DIRECTIONS FOR THIS TASK: Examine the entries and show every line in which the word "Earth" is found.

DATA SHOWN:

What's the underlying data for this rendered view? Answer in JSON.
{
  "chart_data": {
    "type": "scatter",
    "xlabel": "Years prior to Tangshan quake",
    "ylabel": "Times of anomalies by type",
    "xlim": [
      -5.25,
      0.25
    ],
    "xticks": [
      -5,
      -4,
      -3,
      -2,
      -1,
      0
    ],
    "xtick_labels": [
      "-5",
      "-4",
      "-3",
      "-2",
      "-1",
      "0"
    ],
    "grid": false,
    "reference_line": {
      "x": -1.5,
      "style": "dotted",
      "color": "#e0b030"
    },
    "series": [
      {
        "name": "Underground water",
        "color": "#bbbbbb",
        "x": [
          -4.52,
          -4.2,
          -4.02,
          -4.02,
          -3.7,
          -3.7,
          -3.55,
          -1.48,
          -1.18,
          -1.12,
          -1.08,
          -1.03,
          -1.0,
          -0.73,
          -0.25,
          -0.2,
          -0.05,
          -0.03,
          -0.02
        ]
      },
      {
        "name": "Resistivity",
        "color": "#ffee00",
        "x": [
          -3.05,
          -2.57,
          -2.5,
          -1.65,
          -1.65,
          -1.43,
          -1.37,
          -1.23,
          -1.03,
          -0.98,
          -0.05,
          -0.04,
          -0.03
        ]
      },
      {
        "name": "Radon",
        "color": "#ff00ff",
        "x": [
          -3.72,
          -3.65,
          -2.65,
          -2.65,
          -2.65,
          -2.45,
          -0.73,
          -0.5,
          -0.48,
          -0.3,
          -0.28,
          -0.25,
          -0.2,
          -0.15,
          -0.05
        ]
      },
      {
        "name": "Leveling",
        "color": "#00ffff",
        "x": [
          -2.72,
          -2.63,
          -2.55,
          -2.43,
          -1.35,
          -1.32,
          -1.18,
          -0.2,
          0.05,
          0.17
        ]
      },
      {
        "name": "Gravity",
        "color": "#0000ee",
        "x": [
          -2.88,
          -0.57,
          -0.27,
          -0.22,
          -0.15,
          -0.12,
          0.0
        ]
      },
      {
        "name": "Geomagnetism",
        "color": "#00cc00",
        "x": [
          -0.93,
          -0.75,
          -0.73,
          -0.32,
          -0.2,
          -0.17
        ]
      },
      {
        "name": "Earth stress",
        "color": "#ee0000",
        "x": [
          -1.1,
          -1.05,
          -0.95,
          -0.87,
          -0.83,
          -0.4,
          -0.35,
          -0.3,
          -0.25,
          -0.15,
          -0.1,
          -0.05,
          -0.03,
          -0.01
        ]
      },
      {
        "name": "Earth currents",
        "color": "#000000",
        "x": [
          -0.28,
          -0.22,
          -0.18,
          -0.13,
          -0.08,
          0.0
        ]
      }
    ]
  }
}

THE COMPLETED TASK:
        "name": "Earth stress",
        "name": "Earth currents",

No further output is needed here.